## AVAILABLE DATA
········
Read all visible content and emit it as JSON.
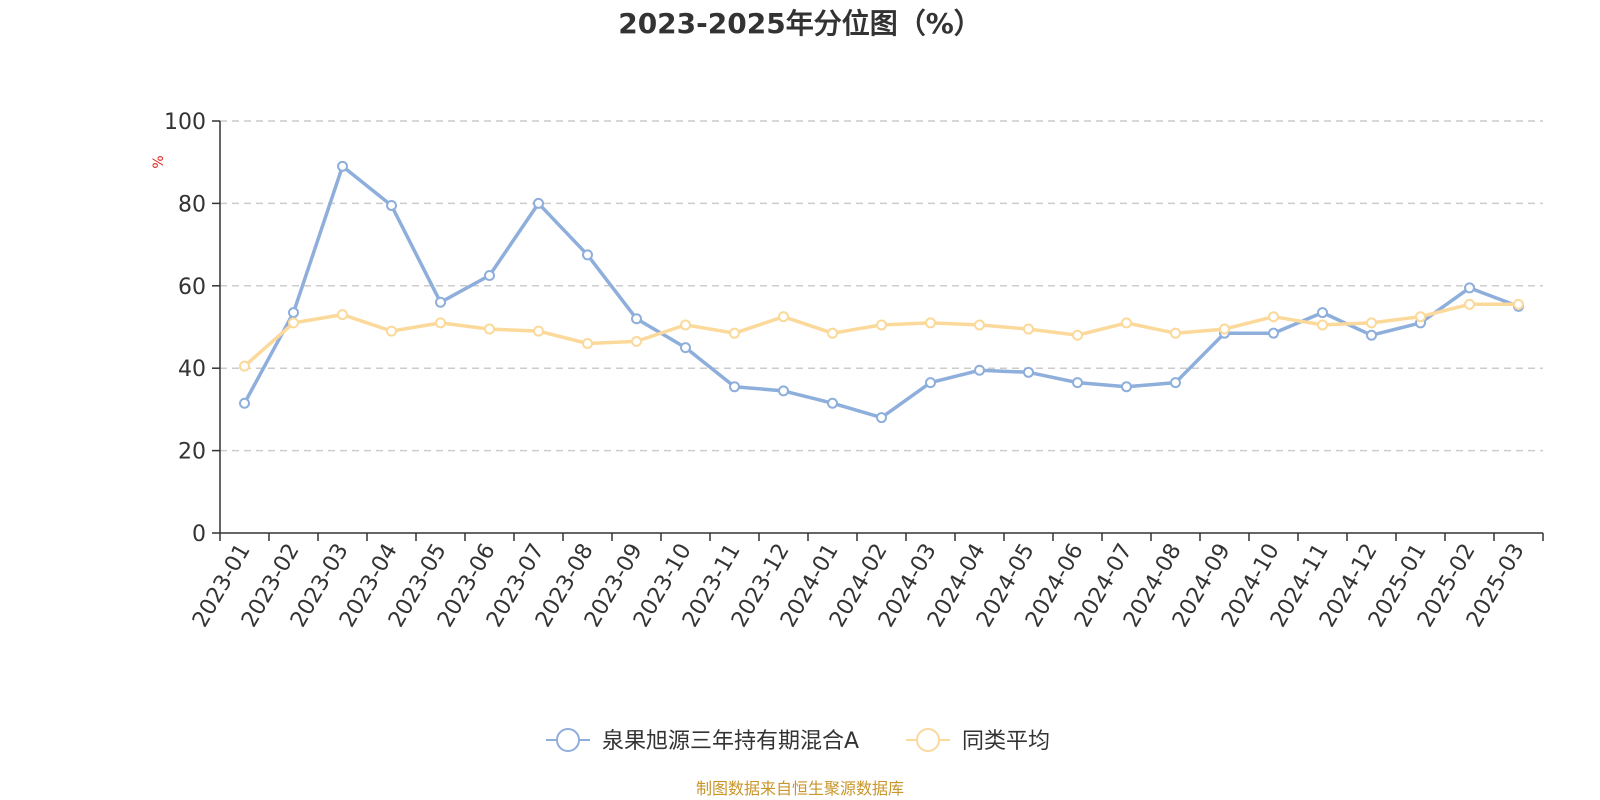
{
  "colors": {
    "series_a": "#8eaedb",
    "series_b": "#fbd99a",
    "grid": "#cccccc",
    "axis": "#333333",
    "unit": "#e0261c",
    "source": "#c8962a"
  },
  "chart_data": {
    "type": "line",
    "title": "2023-2025年分位图（%）",
    "ylabel": "%",
    "xlabel": "",
    "ylim": [
      0,
      100
    ],
    "yticks": [
      0,
      20,
      40,
      60,
      80,
      100
    ],
    "grid": true,
    "legend_position": "bottom-center",
    "categories": [
      "2023-01",
      "2023-02",
      "2023-03",
      "2023-04",
      "2023-05",
      "2023-06",
      "2023-07",
      "2023-08",
      "2023-09",
      "2023-10",
      "2023-11",
      "2023-12",
      "2024-01",
      "2024-02",
      "2024-03",
      "2024-04",
      "2024-05",
      "2024-06",
      "2024-07",
      "2024-08",
      "2024-09",
      "2024-10",
      "2024-11",
      "2024-12",
      "2025-01",
      "2025-02",
      "2025-03"
    ],
    "series": [
      {
        "name": "泉果旭源三年持有期混合A",
        "color_key": "series_a",
        "values": [
          31.5,
          53.5,
          89.0,
          79.5,
          56.0,
          62.5,
          80.0,
          67.5,
          52.0,
          45.0,
          35.5,
          34.5,
          31.5,
          28.0,
          36.5,
          39.5,
          39.0,
          36.5,
          35.5,
          36.5,
          48.5,
          48.5,
          53.5,
          48.0,
          51.0,
          59.5,
          55.0
        ]
      },
      {
        "name": "同类平均",
        "color_key": "series_b",
        "values": [
          40.5,
          51.0,
          53.0,
          49.0,
          51.0,
          49.5,
          49.0,
          46.0,
          46.5,
          50.5,
          48.5,
          52.5,
          48.5,
          50.5,
          51.0,
          50.5,
          49.5,
          48.0,
          51.0,
          48.5,
          49.5,
          52.5,
          50.5,
          51.0,
          52.5,
          55.5,
          55.5
        ]
      }
    ]
  },
  "footer": {
    "source_text": "制图数据来自恒生聚源数据库"
  }
}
········
## REQUIREMENTS
Make an exact copy of every entry above, minus the images.

## EXPECTED ANSWER
Read all visible content and emit it as JSON.
{
  "colors": {
    "series_a": "#8eaedb",
    "series_b": "#fbd99a",
    "grid": "#cccccc",
    "axis": "#333333",
    "unit": "#e0261c",
    "source": "#c8962a"
  },
  "chart_data": {
    "type": "line",
    "title": "2023-2025年分位图（%）",
    "ylabel": "%",
    "xlabel": "",
    "ylim": [
      0,
      100
    ],
    "yticks": [
      0,
      20,
      40,
      60,
      80,
      100
    ],
    "grid": true,
    "legend_position": "bottom-center",
    "categories": [
      "2023-01",
      "2023-02",
      "2023-03",
      "2023-04",
      "2023-05",
      "2023-06",
      "2023-07",
      "2023-08",
      "2023-09",
      "2023-10",
      "2023-11",
      "2023-12",
      "2024-01",
      "2024-02",
      "2024-03",
      "2024-04",
      "2024-05",
      "2024-06",
      "2024-07",
      "2024-08",
      "2024-09",
      "2024-10",
      "2024-11",
      "2024-12",
      "2025-01",
      "2025-02",
      "2025-03"
    ],
    "series": [
      {
        "name": "泉果旭源三年持有期混合A",
        "color_key": "series_a",
        "values": [
          31.5,
          53.5,
          89.0,
          79.5,
          56.0,
          62.5,
          80.0,
          67.5,
          52.0,
          45.0,
          35.5,
          34.5,
          31.5,
          28.0,
          36.5,
          39.5,
          39.0,
          36.5,
          35.5,
          36.5,
          48.5,
          48.5,
          53.5,
          48.0,
          51.0,
          59.5,
          55.0
        ]
      },
      {
        "name": "同类平均",
        "color_key": "series_b",
        "values": [
          40.5,
          51.0,
          53.0,
          49.0,
          51.0,
          49.5,
          49.0,
          46.0,
          46.5,
          50.5,
          48.5,
          52.5,
          48.5,
          50.5,
          51.0,
          50.5,
          49.5,
          48.0,
          51.0,
          48.5,
          49.5,
          52.5,
          50.5,
          51.0,
          52.5,
          55.5,
          55.5
        ]
      }
    ]
  },
  "footer": {
    "source_text": "制图数据来自恒生聚源数据库"
  }
}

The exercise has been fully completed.